▶ WHAT IS REQUIRED
Reproduce the data exactly.

▶ RECORD SET

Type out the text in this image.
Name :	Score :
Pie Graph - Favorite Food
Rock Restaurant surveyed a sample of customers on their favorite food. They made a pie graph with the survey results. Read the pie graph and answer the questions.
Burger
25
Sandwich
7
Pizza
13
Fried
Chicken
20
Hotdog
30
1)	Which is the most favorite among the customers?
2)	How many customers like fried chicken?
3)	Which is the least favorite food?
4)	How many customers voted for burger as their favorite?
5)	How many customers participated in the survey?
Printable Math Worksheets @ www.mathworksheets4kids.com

▶ RESPONSE TO THE EXERCISE
Type out the text in this image.
Name :	Score :
Pie Graph - Favorite Food
Rock Restaurant surveyed a sample of customers on their favorite food. They made a pie graph with the survey results. Read the pie graph and answer the questions.
Burger
25
Sandwich
7
Pizza
13
Fried
Chicken
20
Hotdog
30
1)	Which is the most favorite among the customers?
2)	How many customers like fried chicken?
3)	Which is the least favorite food?
4)	How many customers voted for burger as their favorite?
5)	How many customers participated in the survey?
Printable Math Worksheets @ www.mathworksheets4kids.com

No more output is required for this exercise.